◆ **Written problem**
Your task is to repeat the entries underneath exactly, minus the pictures.

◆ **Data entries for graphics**
* BEGIN *

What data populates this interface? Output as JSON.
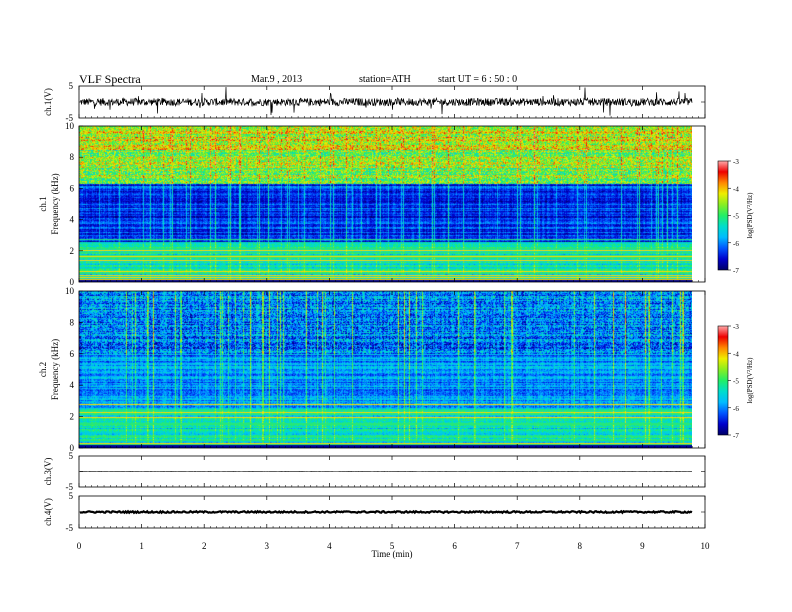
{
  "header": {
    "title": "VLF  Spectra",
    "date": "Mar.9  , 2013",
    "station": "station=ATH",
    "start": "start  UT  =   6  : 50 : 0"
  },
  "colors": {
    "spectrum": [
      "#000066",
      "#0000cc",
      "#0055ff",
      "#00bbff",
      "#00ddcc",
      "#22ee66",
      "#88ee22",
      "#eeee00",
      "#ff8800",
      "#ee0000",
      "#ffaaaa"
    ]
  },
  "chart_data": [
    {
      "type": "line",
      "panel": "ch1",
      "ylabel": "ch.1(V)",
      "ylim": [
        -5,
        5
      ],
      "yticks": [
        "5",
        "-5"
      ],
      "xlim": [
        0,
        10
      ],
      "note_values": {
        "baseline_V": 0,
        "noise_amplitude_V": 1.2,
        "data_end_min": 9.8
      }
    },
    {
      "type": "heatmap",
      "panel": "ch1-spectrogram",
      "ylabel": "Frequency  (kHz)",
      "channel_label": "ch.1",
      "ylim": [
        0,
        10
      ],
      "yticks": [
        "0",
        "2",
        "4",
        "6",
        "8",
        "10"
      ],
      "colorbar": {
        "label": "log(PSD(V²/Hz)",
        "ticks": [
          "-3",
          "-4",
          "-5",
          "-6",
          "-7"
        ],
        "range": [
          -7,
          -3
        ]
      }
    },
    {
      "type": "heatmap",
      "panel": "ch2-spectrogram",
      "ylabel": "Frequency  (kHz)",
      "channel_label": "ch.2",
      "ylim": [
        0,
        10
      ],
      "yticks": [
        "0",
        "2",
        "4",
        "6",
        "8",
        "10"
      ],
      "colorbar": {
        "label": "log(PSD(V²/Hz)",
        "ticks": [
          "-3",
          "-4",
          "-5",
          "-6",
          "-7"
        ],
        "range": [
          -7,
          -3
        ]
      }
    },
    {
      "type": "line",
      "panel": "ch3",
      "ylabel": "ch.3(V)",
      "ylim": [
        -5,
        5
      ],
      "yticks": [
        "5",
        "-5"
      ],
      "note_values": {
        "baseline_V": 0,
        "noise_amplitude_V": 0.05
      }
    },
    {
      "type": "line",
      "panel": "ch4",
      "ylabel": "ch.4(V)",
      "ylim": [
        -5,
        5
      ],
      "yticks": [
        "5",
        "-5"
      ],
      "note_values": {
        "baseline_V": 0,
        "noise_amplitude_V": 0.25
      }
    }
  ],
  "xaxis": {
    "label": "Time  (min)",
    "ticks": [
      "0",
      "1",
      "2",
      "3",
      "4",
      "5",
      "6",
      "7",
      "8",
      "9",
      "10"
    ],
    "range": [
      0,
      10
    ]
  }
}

* END *

◆ **Exercise output**
What data populates this interface? Output as JSON.
{
  "header": {
    "title": "VLF  Spectra",
    "date": "Mar.9  , 2013",
    "station": "station=ATH",
    "start": "start  UT  =   6  : 50 : 0"
  },
  "colors": {
    "spectrum": [
      "#000066",
      "#0000cc",
      "#0055ff",
      "#00bbff",
      "#00ddcc",
      "#22ee66",
      "#88ee22",
      "#eeee00",
      "#ff8800",
      "#ee0000",
      "#ffaaaa"
    ]
  },
  "chart_data": [
    {
      "type": "line",
      "panel": "ch1",
      "ylabel": "ch.1(V)",
      "ylim": [
        -5,
        5
      ],
      "yticks": [
        "5",
        "-5"
      ],
      "xlim": [
        0,
        10
      ],
      "note_values": {
        "baseline_V": 0,
        "noise_amplitude_V": 1.2,
        "data_end_min": 9.8
      }
    },
    {
      "type": "heatmap",
      "panel": "ch1-spectrogram",
      "ylabel": "Frequency  (kHz)",
      "channel_label": "ch.1",
      "ylim": [
        0,
        10
      ],
      "yticks": [
        "0",
        "2",
        "4",
        "6",
        "8",
        "10"
      ],
      "colorbar": {
        "label": "log(PSD(V²/Hz)",
        "ticks": [
          "-3",
          "-4",
          "-5",
          "-6",
          "-7"
        ],
        "range": [
          -7,
          -3
        ]
      }
    },
    {
      "type": "heatmap",
      "panel": "ch2-spectrogram",
      "ylabel": "Frequency  (kHz)",
      "channel_label": "ch.2",
      "ylim": [
        0,
        10
      ],
      "yticks": [
        "0",
        "2",
        "4",
        "6",
        "8",
        "10"
      ],
      "colorbar": {
        "label": "log(PSD(V²/Hz)",
        "ticks": [
          "-3",
          "-4",
          "-5",
          "-6",
          "-7"
        ],
        "range": [
          -7,
          -3
        ]
      }
    },
    {
      "type": "line",
      "panel": "ch3",
      "ylabel": "ch.3(V)",
      "ylim": [
        -5,
        5
      ],
      "yticks": [
        "5",
        "-5"
      ],
      "note_values": {
        "baseline_V": 0,
        "noise_amplitude_V": 0.05
      }
    },
    {
      "type": "line",
      "panel": "ch4",
      "ylabel": "ch.4(V)",
      "ylim": [
        -5,
        5
      ],
      "yticks": [
        "5",
        "-5"
      ],
      "note_values": {
        "baseline_V": 0,
        "noise_amplitude_V": 0.25
      }
    }
  ],
  "xaxis": {
    "label": "Time  (min)",
    "ticks": [
      "0",
      "1",
      "2",
      "3",
      "4",
      "5",
      "6",
      "7",
      "8",
      "9",
      "10"
    ],
    "range": [
      0,
      10
    ]
  }
}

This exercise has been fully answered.